Work to complete: Reproduce all of the material word for word.

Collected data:
========================================

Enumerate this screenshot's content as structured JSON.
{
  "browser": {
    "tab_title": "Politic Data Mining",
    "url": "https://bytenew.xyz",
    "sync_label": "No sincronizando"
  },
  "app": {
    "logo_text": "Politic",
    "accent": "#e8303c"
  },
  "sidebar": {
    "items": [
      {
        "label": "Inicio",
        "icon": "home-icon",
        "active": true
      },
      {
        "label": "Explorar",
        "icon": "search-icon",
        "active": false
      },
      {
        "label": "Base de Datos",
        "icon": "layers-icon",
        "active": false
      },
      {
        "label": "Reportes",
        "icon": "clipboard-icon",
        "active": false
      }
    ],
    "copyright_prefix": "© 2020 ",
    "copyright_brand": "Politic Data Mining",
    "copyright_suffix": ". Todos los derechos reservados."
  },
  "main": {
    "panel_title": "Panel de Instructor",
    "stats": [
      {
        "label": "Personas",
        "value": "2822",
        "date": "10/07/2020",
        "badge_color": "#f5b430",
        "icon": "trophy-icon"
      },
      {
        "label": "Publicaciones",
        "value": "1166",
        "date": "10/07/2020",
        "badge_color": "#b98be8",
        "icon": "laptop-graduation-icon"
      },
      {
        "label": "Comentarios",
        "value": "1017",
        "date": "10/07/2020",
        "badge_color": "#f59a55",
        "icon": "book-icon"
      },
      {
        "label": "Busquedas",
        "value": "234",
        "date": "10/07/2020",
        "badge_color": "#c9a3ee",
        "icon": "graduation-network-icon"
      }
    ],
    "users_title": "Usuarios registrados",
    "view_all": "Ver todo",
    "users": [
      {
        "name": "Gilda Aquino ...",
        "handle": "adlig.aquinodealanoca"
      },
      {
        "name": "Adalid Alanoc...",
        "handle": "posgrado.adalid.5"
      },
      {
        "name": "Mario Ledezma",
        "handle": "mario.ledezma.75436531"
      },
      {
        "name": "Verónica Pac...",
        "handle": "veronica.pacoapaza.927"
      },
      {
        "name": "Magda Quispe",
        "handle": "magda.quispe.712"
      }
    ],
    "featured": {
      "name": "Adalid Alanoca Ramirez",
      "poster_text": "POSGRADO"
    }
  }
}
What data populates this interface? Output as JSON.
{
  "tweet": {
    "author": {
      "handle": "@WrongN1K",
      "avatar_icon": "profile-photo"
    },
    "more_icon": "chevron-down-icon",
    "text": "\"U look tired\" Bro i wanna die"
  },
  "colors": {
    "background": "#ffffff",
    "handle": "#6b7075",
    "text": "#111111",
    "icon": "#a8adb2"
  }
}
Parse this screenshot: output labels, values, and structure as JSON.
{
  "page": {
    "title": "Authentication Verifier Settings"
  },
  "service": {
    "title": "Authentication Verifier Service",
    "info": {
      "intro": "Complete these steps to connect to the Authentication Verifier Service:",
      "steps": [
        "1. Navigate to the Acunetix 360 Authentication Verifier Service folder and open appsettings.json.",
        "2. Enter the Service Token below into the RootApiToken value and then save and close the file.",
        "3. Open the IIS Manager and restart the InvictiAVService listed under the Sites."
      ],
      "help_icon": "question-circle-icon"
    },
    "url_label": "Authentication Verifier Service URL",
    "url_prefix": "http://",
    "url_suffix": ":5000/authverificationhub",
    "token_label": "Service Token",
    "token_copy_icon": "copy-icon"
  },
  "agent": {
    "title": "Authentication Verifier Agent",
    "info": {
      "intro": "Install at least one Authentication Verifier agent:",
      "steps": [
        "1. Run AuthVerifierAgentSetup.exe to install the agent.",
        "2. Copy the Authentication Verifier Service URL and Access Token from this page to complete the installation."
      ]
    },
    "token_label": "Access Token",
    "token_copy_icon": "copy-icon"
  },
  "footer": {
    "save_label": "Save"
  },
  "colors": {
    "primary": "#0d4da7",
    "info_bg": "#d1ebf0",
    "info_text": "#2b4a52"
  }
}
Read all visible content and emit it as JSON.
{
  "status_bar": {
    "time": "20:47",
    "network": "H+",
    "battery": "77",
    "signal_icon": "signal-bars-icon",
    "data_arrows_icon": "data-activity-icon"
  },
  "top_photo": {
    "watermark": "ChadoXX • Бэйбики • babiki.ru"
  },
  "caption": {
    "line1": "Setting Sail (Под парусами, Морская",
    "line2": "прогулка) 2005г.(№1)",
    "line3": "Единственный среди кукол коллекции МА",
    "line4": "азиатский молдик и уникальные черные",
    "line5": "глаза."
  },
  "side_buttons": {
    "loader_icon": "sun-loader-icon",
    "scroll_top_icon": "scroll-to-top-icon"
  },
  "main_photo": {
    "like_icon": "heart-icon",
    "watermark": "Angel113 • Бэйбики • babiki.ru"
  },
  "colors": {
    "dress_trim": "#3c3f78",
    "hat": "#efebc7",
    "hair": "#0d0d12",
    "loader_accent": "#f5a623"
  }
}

========================================

Task result:
Enumerate this screenshot's content as structured JSON.
{
  "browser": {
    "tab_title": "Politic Data Mining",
    "url": "https://bytenew.xyz",
    "sync_label": "No sincronizando"
  },
  "app": {
    "logo_text": "Politic",
    "accent": "#e8303c"
  },
  "sidebar": {
    "items": [
      {
        "label": "Inicio",
        "icon": "home-icon",
        "active": true
      },
      {
        "label": "Explorar",
        "icon": "search-icon",
        "active": false
      },
      {
        "label": "Base de Datos",
        "icon": "layers-icon",
        "active": false
      },
      {
        "label": "Reportes",
        "icon": "clipboard-icon",
        "active": false
      }
    ],
    "copyright_prefix": "© 2020 ",
    "copyright_brand": "Politic Data Mining",
    "copyright_suffix": ". Todos los derechos reservados."
  },
  "main": {
    "panel_title": "Panel de Instructor",
    "stats": [
      {
        "label": "Personas",
        "value": "2822",
        "date": "10/07/2020",
        "badge_color": "#f5b430",
        "icon": "trophy-icon"
      },
      {
        "label": "Publicaciones",
        "value": "1166",
        "date": "10/07/2020",
        "badge_color": "#b98be8",
        "icon": "laptop-graduation-icon"
      },
      {
        "label": "Comentarios",
        "value": "1017",
        "date": "10/07/2020",
        "badge_color": "#f59a55",
        "icon": "book-icon"
      },
      {
        "label": "Busquedas",
        "value": "234",
        "date": "10/07/2020",
        "badge_color": "#c9a3ee",
        "icon": "graduation-network-icon"
      }
    ],
    "users_title": "Usuarios registrados",
    "view_all": "Ver todo",
    "users": [
      {
        "name": "Gilda Aquino ...",
        "handle": "adlig.aquinodealanoca"
      },
      {
        "name": "Adalid Alanoc...",
        "handle": "posgrado.adalid.5"
      },
      {
        "name": "Mario Ledezma",
        "handle": "mario.ledezma.75436531"
      },
      {
        "name": "Verónica Pac...",
        "handle": "veronica.pacoapaza.927"
      },
      {
        "name": "Magda Quispe",
        "handle": "magda.quispe.712"
      }
    ],
    "featured": {
      "name": "Adalid Alanoca Ramirez",
      "poster_text": "POSGRADO"
    }
  }
}
What data populates this interface? Output as JSON.
{
  "tweet": {
    "author": {
      "handle": "@WrongN1K",
      "avatar_icon": "profile-photo"
    },
    "more_icon": "chevron-down-icon",
    "text": "\"U look tired\" Bro i wanna die"
  },
  "colors": {
    "background": "#ffffff",
    "handle": "#6b7075",
    "text": "#111111",
    "icon": "#a8adb2"
  }
}
Parse this screenshot: output labels, values, and structure as JSON.
{
  "page": {
    "title": "Authentication Verifier Settings"
  },
  "service": {
    "title": "Authentication Verifier Service",
    "info": {
      "intro": "Complete these steps to connect to the Authentication Verifier Service:",
      "steps": [
        "1. Navigate to the Acunetix 360 Authentication Verifier Service folder and open appsettings.json.",
        "2. Enter the Service Token below into the RootApiToken value and then save and close the file.",
        "3. Open the IIS Manager and restart the InvictiAVService listed under the Sites."
      ],
      "help_icon": "question-circle-icon"
    },
    "url_label": "Authentication Verifier Service URL",
    "url_prefix": "http://",
    "url_suffix": ":5000/authverificationhub",
    "token_label": "Service Token",
    "token_copy_icon": "copy-icon"
  },
  "agent": {
    "title": "Authentication Verifier Agent",
    "info": {
      "intro": "Install at least one Authentication Verifier agent:",
      "steps": [
        "1. Run AuthVerifierAgentSetup.exe to install the agent.",
        "2. Copy the Authentication Verifier Service URL and Access Token from this page to complete the installation."
      ]
    },
    "token_label": "Access Token",
    "token_copy_icon": "copy-icon"
  },
  "footer": {
    "save_label": "Save"
  },
  "colors": {
    "primary": "#0d4da7",
    "info_bg": "#d1ebf0",
    "info_text": "#2b4a52"
  }
}
Read all visible content and emit it as JSON.
{
  "status_bar": {
    "time": "20:47",
    "network": "H+",
    "battery": "77",
    "signal_icon": "signal-bars-icon",
    "data_arrows_icon": "data-activity-icon"
  },
  "top_photo": {
    "watermark": "ChadoXX • Бэйбики • babiki.ru"
  },
  "caption": {
    "line1": "Setting Sail (Под парусами, Морская",
    "line2": "прогулка) 2005г.(№1)",
    "line3": "Единственный среди кукол коллекции МА",
    "line4": "азиатский молдик и уникальные черные",
    "line5": "глаза."
  },
  "side_buttons": {
    "loader_icon": "sun-loader-icon",
    "scroll_top_icon": "scroll-to-top-icon"
  },
  "main_photo": {
    "like_icon": "heart-icon",
    "watermark": "Angel113 • Бэйбики • babiki.ru"
  },
  "colors": {
    "dress_trim": "#3c3f78",
    "hat": "#efebc7",
    "hair": "#0d0d12",
    "loader_accent": "#f5a623"
  }
}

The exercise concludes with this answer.